[start Source records]

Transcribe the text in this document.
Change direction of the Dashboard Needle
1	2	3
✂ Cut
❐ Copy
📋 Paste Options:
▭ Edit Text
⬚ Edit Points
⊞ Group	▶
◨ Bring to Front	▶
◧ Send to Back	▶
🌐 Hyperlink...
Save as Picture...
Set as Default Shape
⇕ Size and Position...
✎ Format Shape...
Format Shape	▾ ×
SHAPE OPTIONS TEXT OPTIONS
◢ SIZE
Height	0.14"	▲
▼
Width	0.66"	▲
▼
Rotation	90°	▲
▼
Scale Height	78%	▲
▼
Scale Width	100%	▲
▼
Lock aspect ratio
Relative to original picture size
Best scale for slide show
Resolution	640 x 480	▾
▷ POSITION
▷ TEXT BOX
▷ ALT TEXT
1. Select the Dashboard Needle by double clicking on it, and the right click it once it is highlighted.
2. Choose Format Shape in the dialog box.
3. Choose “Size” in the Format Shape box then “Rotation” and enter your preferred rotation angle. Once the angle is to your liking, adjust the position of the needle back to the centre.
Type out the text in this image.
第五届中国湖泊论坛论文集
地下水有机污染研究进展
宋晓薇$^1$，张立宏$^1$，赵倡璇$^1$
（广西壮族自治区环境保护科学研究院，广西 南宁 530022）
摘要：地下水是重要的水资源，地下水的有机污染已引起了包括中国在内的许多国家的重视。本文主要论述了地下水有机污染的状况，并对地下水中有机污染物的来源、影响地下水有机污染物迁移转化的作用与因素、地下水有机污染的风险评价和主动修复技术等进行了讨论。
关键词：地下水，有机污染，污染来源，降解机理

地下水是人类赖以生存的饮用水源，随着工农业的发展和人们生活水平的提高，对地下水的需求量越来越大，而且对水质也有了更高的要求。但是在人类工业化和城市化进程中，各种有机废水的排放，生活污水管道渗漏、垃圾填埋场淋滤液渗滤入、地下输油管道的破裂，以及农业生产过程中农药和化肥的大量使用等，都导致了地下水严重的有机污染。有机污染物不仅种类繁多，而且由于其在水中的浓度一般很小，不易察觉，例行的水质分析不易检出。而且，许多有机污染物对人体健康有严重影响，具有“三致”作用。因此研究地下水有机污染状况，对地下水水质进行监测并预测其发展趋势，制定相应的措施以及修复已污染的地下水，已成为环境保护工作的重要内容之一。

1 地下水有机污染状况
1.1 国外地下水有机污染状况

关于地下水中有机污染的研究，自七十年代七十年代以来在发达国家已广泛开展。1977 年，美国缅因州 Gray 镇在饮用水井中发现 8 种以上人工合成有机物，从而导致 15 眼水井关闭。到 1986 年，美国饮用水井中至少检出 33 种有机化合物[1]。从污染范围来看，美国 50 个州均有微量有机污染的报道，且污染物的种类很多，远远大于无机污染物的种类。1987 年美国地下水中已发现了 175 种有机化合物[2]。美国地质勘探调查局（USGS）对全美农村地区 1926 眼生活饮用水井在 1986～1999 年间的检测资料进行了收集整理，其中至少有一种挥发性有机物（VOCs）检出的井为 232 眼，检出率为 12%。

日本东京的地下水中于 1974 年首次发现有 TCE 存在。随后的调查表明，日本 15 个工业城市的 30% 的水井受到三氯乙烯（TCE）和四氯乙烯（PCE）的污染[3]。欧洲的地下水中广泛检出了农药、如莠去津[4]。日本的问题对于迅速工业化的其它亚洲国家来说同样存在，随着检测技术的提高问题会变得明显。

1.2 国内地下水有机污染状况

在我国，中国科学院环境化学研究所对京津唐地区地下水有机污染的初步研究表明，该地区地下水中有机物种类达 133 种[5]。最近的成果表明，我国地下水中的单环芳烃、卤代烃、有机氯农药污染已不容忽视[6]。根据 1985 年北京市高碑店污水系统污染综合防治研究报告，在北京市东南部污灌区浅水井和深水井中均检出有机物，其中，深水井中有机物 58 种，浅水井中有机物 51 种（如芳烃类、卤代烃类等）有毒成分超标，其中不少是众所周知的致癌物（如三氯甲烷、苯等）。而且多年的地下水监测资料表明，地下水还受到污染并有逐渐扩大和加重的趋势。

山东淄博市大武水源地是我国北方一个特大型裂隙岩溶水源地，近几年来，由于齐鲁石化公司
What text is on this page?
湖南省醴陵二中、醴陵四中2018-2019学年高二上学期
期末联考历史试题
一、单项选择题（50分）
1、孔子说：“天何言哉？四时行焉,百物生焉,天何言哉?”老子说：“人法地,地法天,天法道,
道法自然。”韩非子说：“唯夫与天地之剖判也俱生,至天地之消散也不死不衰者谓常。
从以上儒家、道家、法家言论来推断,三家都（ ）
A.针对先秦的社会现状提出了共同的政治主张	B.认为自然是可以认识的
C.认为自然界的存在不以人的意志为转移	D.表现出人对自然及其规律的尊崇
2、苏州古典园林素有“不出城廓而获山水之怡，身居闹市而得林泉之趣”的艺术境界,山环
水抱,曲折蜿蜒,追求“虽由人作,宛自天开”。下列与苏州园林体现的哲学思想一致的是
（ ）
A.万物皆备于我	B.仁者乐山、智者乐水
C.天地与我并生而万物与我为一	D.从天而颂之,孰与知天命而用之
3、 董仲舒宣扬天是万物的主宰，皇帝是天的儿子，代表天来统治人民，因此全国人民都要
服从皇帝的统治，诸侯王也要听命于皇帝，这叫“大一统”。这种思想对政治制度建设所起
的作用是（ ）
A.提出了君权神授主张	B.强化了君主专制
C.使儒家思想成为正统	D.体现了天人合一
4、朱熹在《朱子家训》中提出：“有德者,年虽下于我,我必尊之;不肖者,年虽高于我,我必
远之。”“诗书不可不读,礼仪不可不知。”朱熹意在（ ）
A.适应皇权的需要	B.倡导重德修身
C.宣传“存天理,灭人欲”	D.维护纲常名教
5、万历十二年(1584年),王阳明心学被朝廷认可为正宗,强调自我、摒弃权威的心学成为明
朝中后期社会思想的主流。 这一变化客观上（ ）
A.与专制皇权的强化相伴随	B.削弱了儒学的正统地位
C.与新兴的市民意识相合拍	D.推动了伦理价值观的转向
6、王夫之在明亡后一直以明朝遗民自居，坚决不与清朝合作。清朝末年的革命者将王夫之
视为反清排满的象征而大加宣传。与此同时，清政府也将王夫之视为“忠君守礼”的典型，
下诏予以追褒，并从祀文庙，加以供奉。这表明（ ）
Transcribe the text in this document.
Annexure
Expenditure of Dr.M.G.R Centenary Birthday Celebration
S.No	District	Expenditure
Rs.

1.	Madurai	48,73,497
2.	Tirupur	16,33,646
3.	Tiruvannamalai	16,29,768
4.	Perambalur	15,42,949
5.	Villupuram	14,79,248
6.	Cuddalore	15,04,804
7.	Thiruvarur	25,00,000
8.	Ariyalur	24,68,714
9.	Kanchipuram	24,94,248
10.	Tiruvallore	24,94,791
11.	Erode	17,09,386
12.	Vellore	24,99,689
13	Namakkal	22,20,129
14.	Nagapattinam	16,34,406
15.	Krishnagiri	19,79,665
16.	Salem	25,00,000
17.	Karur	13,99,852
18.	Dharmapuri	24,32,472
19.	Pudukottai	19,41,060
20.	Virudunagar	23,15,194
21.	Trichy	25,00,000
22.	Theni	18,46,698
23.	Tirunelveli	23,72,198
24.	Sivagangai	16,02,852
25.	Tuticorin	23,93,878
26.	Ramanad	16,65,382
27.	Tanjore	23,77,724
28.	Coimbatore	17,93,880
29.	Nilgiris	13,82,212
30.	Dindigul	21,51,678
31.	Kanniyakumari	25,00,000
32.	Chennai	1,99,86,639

[end Source records]

* **The problem**:
Print all of the data exactly as it was given.

* **Solution to this exercise**:
Transcribe the text in this document.
Change direction of the Dashboard Needle
1	2	3
✂ Cut
❐ Copy
📋 Paste Options:
▭ Edit Text
⬚ Edit Points
⊞ Group	▶
◨ Bring to Front	▶
◧ Send to Back	▶
🌐 Hyperlink...
Save as Picture...
Set as Default Shape
⇕ Size and Position...
✎ Format Shape...
Format Shape	▾ ×
SHAPE OPTIONS TEXT OPTIONS
◢ SIZE
Height	0.14"	▲
▼
Width	0.66"	▲
▼
Rotation	90°	▲
▼
Scale Height	78%	▲
▼
Scale Width	100%	▲
▼
Lock aspect ratio
Relative to original picture size
Best scale for slide show
Resolution	640 x 480	▾
▷ POSITION
▷ TEXT BOX
▷ ALT TEXT
1. Select the Dashboard Needle by double clicking on it, and the right click it once it is highlighted.
2. Choose Format Shape in the dialog box.
3. Choose “Size” in the Format Shape box then “Rotation” and enter your preferred rotation angle. Once the angle is to your liking, adjust the position of the needle back to the centre.
Type out the text in this image.
第五届中国湖泊论坛论文集
地下水有机污染研究进展
宋晓薇$^1$，张立宏$^1$，赵倡璇$^1$
（广西壮族自治区环境保护科学研究院，广西 南宁 530022）
摘要：地下水是重要的水资源，地下水的有机污染已引起了包括中国在内的许多国家的重视。本文主要论述了地下水有机污染的状况，并对地下水中有机污染物的来源、影响地下水有机污染物迁移转化的作用与因素、地下水有机污染的风险评价和主动修复技术等进行了讨论。
关键词：地下水，有机污染，污染来源，降解机理

地下水是人类赖以生存的饮用水源，随着工农业的发展和人们生活水平的提高，对地下水的需求量越来越大，而且对水质也有了更高的要求。但是在人类工业化和城市化进程中，各种有机废水的排放，生活污水管道渗漏、垃圾填埋场淋滤液渗滤入、地下输油管道的破裂，以及农业生产过程中农药和化肥的大量使用等，都导致了地下水严重的有机污染。有机污染物不仅种类繁多，而且由于其在水中的浓度一般很小，不易察觉，例行的水质分析不易检出。而且，许多有机污染物对人体健康有严重影响，具有“三致”作用。因此研究地下水有机污染状况，对地下水水质进行监测并预测其发展趋势，制定相应的措施以及修复已污染的地下水，已成为环境保护工作的重要内容之一。

1 地下水有机污染状况
1.1 国外地下水有机污染状况

关于地下水中有机污染的研究，自七十年代七十年代以来在发达国家已广泛开展。1977 年，美国缅因州 Gray 镇在饮用水井中发现 8 种以上人工合成有机物，从而导致 15 眼水井关闭。到 1986 年，美国饮用水井中至少检出 33 种有机化合物[1]。从污染范围来看，美国 50 个州均有微量有机污染的报道，且污染物的种类很多，远远大于无机污染物的种类。1987 年美国地下水中已发现了 175 种有机化合物[2]。美国地质勘探调查局（USGS）对全美农村地区 1926 眼生活饮用水井在 1986～1999 年间的检测资料进行了收集整理，其中至少有一种挥发性有机物（VOCs）检出的井为 232 眼，检出率为 12%。

日本东京的地下水中于 1974 年首次发现有 TCE 存在。随后的调查表明，日本 15 个工业城市的 30% 的水井受到三氯乙烯（TCE）和四氯乙烯（PCE）的污染[3]。欧洲的地下水中广泛检出了农药、如莠去津[4]。日本的问题对于迅速工业化的其它亚洲国家来说同样存在，随着检测技术的提高问题会变得明显。

1.2 国内地下水有机污染状况

在我国，中国科学院环境化学研究所对京津唐地区地下水有机污染的初步研究表明，该地区地下水中有机物种类达 133 种[5]。最近的成果表明，我国地下水中的单环芳烃、卤代烃、有机氯农药污染已不容忽视[6]。根据 1985 年北京市高碑店污水系统污染综合防治研究报告，在北京市东南部污灌区浅水井和深水井中均检出有机物，其中，深水井中有机物 58 种，浅水井中有机物 51 种（如芳烃类、卤代烃类等）有毒成分超标，其中不少是众所周知的致癌物（如三氯甲烷、苯等）。而且多年的地下水监测资料表明，地下水还受到污染并有逐渐扩大和加重的趋势。

山东淄博市大武水源地是我国北方一个特大型裂隙岩溶水源地，近几年来，由于齐鲁石化公司
What text is on this page?
湖南省醴陵二中、醴陵四中2018-2019学年高二上学期
期末联考历史试题
一、单项选择题（50分）
1、孔子说：“天何言哉？四时行焉,百物生焉,天何言哉?”老子说：“人法地,地法天,天法道,
道法自然。”韩非子说：“唯夫与天地之剖判也俱生,至天地之消散也不死不衰者谓常。
从以上儒家、道家、法家言论来推断,三家都（ ）
A.针对先秦的社会现状提出了共同的政治主张	B.认为自然是可以认识的
C.认为自然界的存在不以人的意志为转移	D.表现出人对自然及其规律的尊崇
2、苏州古典园林素有“不出城廓而获山水之怡，身居闹市而得林泉之趣”的艺术境界,山环
水抱,曲折蜿蜒,追求“虽由人作,宛自天开”。下列与苏州园林体现的哲学思想一致的是
（ ）
A.万物皆备于我	B.仁者乐山、智者乐水
C.天地与我并生而万物与我为一	D.从天而颂之,孰与知天命而用之
3、 董仲舒宣扬天是万物的主宰，皇帝是天的儿子，代表天来统治人民，因此全国人民都要
服从皇帝的统治，诸侯王也要听命于皇帝，这叫“大一统”。这种思想对政治制度建设所起
的作用是（ ）
A.提出了君权神授主张	B.强化了君主专制
C.使儒家思想成为正统	D.体现了天人合一
4、朱熹在《朱子家训》中提出：“有德者,年虽下于我,我必尊之;不肖者,年虽高于我,我必
远之。”“诗书不可不读,礼仪不可不知。”朱熹意在（ ）
A.适应皇权的需要	B.倡导重德修身
C.宣传“存天理,灭人欲”	D.维护纲常名教
5、万历十二年(1584年),王阳明心学被朝廷认可为正宗,强调自我、摒弃权威的心学成为明
朝中后期社会思想的主流。 这一变化客观上（ ）
A.与专制皇权的强化相伴随	B.削弱了儒学的正统地位
C.与新兴的市民意识相合拍	D.推动了伦理价值观的转向
6、王夫之在明亡后一直以明朝遗民自居，坚决不与清朝合作。清朝末年的革命者将王夫之
视为反清排满的象征而大加宣传。与此同时，清政府也将王夫之视为“忠君守礼”的典型，
下诏予以追褒，并从祀文庙，加以供奉。这表明（ ）
Transcribe the text in this document.
Annexure
Expenditure of Dr.M.G.R Centenary Birthday Celebration
S.No	District	Expenditure
Rs.

1.	Madurai	48,73,497
2.	Tirupur	16,33,646
3.	Tiruvannamalai	16,29,768
4.	Perambalur	15,42,949
5.	Villupuram	14,79,248
6.	Cuddalore	15,04,804
7.	Thiruvarur	25,00,000
8.	Ariyalur	24,68,714
9.	Kanchipuram	24,94,248
10.	Tiruvallore	24,94,791
11.	Erode	17,09,386
12.	Vellore	24,99,689
13	Namakkal	22,20,129
14.	Nagapattinam	16,34,406
15.	Krishnagiri	19,79,665
16.	Salem	25,00,000
17.	Karur	13,99,852
18.	Dharmapuri	24,32,472
19.	Pudukottai	19,41,060
20.	Virudunagar	23,15,194
21.	Trichy	25,00,000
22.	Theni	18,46,698
23.	Tirunelveli	23,72,198
24.	Sivagangai	16,02,852
25.	Tuticorin	23,93,878
26.	Ramanad	16,65,382
27.	Tanjore	23,77,724
28.	Coimbatore	17,93,880
29.	Nilgiris	13,82,212
30.	Dindigul	21,51,678
31.	Kanniyakumari	25,00,000
32.	Chennai	1,99,86,639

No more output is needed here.